◆ **STATED TASK**: Repeat every record below exactly, omitting any pictures.

Extracted records
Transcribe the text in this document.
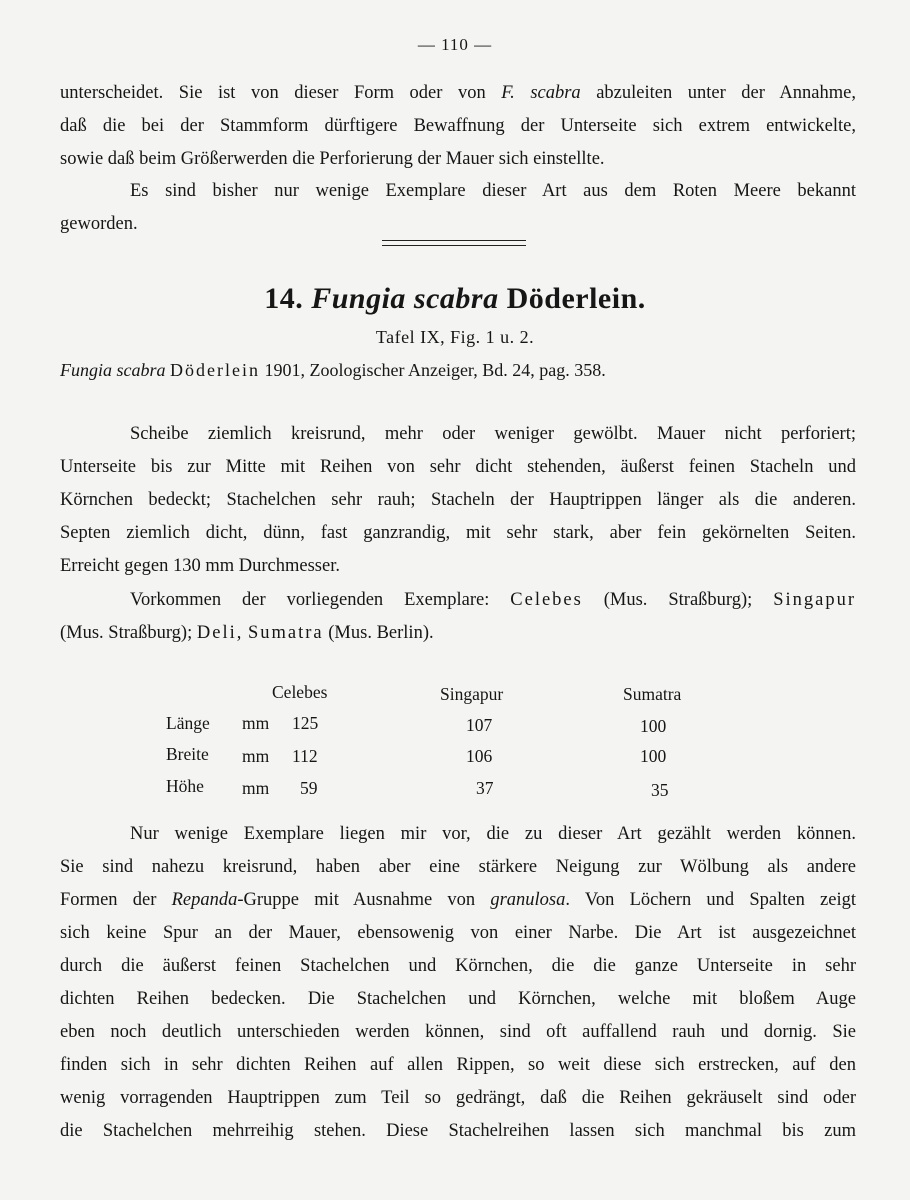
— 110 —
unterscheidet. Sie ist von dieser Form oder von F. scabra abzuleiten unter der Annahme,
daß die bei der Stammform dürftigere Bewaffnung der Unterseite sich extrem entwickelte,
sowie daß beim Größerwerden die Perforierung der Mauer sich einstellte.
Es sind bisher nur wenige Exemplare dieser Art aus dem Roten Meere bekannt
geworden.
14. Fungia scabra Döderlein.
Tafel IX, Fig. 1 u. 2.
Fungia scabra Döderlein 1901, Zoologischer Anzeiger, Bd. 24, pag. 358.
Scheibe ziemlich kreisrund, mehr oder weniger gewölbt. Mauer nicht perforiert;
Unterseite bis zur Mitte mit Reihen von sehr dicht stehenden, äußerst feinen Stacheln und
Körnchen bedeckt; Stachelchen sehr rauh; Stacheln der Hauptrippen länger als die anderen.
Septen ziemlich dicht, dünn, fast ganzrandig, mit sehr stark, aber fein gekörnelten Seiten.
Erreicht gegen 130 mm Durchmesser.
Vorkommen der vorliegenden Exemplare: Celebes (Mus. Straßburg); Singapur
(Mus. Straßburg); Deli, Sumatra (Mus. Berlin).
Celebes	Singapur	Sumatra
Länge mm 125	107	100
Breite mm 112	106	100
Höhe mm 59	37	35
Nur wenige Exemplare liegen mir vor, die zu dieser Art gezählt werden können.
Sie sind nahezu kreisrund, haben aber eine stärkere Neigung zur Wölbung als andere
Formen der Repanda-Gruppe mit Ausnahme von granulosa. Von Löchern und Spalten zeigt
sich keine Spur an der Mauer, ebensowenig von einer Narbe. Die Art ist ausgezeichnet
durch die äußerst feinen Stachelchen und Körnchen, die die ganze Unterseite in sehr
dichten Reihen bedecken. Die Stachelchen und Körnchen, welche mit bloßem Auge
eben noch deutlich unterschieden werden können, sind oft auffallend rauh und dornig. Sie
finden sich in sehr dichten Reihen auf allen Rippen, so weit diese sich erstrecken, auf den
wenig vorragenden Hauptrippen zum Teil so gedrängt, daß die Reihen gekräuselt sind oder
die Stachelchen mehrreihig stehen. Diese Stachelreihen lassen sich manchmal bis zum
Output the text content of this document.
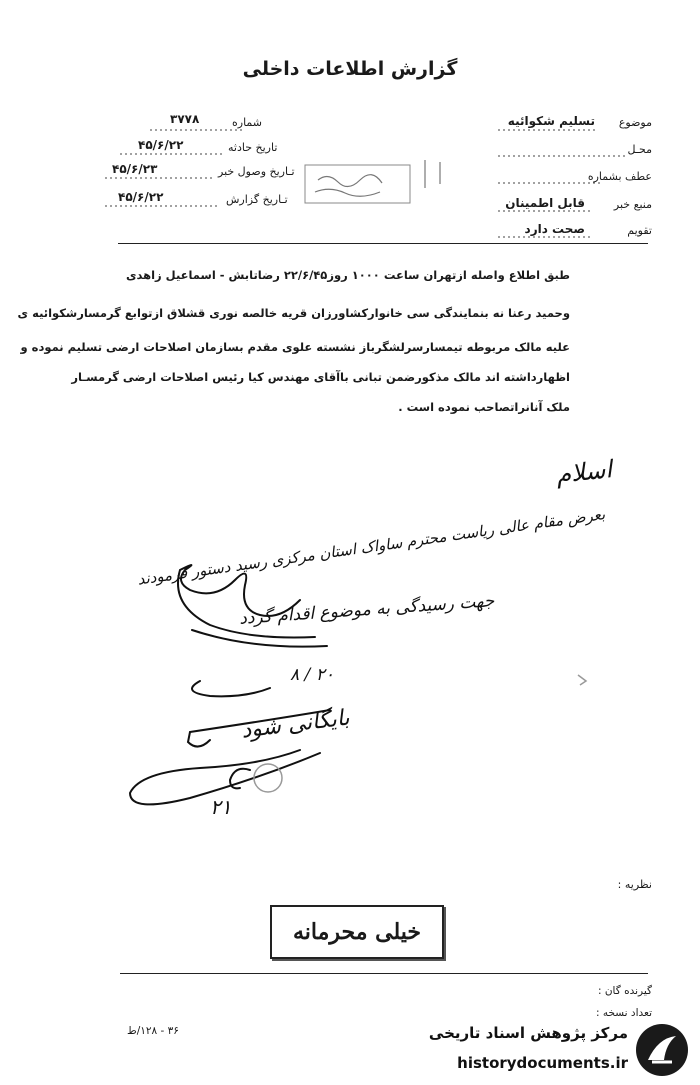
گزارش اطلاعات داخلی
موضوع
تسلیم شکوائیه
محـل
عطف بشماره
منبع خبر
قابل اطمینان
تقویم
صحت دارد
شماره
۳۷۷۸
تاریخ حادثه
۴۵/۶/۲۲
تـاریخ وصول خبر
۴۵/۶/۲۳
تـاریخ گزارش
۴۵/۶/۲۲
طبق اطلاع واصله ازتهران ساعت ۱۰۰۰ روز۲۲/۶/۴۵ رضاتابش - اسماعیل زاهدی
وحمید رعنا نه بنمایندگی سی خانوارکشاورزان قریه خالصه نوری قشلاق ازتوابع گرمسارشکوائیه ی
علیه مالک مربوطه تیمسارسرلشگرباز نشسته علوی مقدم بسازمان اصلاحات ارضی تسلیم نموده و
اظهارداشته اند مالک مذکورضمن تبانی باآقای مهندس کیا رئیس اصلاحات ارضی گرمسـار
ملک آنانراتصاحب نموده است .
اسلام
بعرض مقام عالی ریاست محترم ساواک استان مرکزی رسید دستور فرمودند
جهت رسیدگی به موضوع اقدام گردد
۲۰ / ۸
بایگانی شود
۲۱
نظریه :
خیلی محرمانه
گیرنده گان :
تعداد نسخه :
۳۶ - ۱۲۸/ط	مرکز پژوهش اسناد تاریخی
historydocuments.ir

◆ **WRITTEN RESPONSE**:
Transcribe the text in this document.
— 110 —
unterscheidet. Sie ist von dieser Form oder von F. scabra abzuleiten unter der Annahme,
daß die bei der Stammform dürftigere Bewaffnung der Unterseite sich extrem entwickelte,
sowie daß beim Größerwerden die Perforierung der Mauer sich einstellte.
Es sind bisher nur wenige Exemplare dieser Art aus dem Roten Meere bekannt
geworden.
14. Fungia scabra Döderlein.
Tafel IX, Fig. 1 u. 2.
Fungia scabra Döderlein 1901, Zoologischer Anzeiger, Bd. 24, pag. 358.
Scheibe ziemlich kreisrund, mehr oder weniger gewölbt. Mauer nicht perforiert;
Unterseite bis zur Mitte mit Reihen von sehr dicht stehenden, äußerst feinen Stacheln und
Körnchen bedeckt; Stachelchen sehr rauh; Stacheln der Hauptrippen länger als die anderen.
Septen ziemlich dicht, dünn, fast ganzrandig, mit sehr stark, aber fein gekörnelten Seiten.
Erreicht gegen 130 mm Durchmesser.
Vorkommen der vorliegenden Exemplare: Celebes (Mus. Straßburg); Singapur
(Mus. Straßburg); Deli, Sumatra (Mus. Berlin).
Celebes	Singapur	Sumatra
Länge mm 125	107	100
Breite mm 112	106	100
Höhe mm 59	37	35
Nur wenige Exemplare liegen mir vor, die zu dieser Art gezählt werden können.
Sie sind nahezu kreisrund, haben aber eine stärkere Neigung zur Wölbung als andere
Formen der Repanda-Gruppe mit Ausnahme von granulosa. Von Löchern und Spalten zeigt
sich keine Spur an der Mauer, ebensowenig von einer Narbe. Die Art ist ausgezeichnet
durch die äußerst feinen Stachelchen und Körnchen, die die ganze Unterseite in sehr
dichten Reihen bedecken. Die Stachelchen und Körnchen, welche mit bloßem Auge
eben noch deutlich unterschieden werden können, sind oft auffallend rauh und dornig. Sie
finden sich in sehr dichten Reihen auf allen Rippen, so weit diese sich erstrecken, auf den
wenig vorragenden Hauptrippen zum Teil so gedrängt, daß die Reihen gekräuselt sind oder
die Stachelchen mehrreihig stehen. Diese Stachelreihen lassen sich manchmal bis zum
Output the text content of this document.
گزارش اطلاعات داخلی
موضوع
تسلیم شکوائیه
محـل
عطف بشماره
منبع خبر
قابل اطمینان
تقویم
صحت دارد
شماره
۳۷۷۸
تاریخ حادثه
۴۵/۶/۲۲
تـاریخ وصول خبر
۴۵/۶/۲۳
تـاریخ گزارش
۴۵/۶/۲۲
طبق اطلاع واصله ازتهران ساعت ۱۰۰۰ روز۲۲/۶/۴۵ رضاتابش - اسماعیل زاهدی
وحمید رعنا نه بنمایندگی سی خانوارکشاورزان قریه خالصه نوری قشلاق ازتوابع گرمسارشکوائیه ی
علیه مالک مربوطه تیمسارسرلشگرباز نشسته علوی مقدم بسازمان اصلاحات ارضی تسلیم نموده و
اظهارداشته اند مالک مذکورضمن تبانی باآقای مهندس کیا رئیس اصلاحات ارضی گرمسـار
ملک آنانراتصاحب نموده است .
اسلام
بعرض مقام عالی ریاست محترم ساواک استان مرکزی رسید دستور فرمودند
جهت رسیدگی به موضوع اقدام گردد
۲۰ / ۸
بایگانی شود
۲۱
نظریه :
خیلی محرمانه
گیرنده گان :
تعداد نسخه :
۳۶ - ۱۲۸/ط	مرکز پژوهش اسناد تاریخی
historydocuments.ir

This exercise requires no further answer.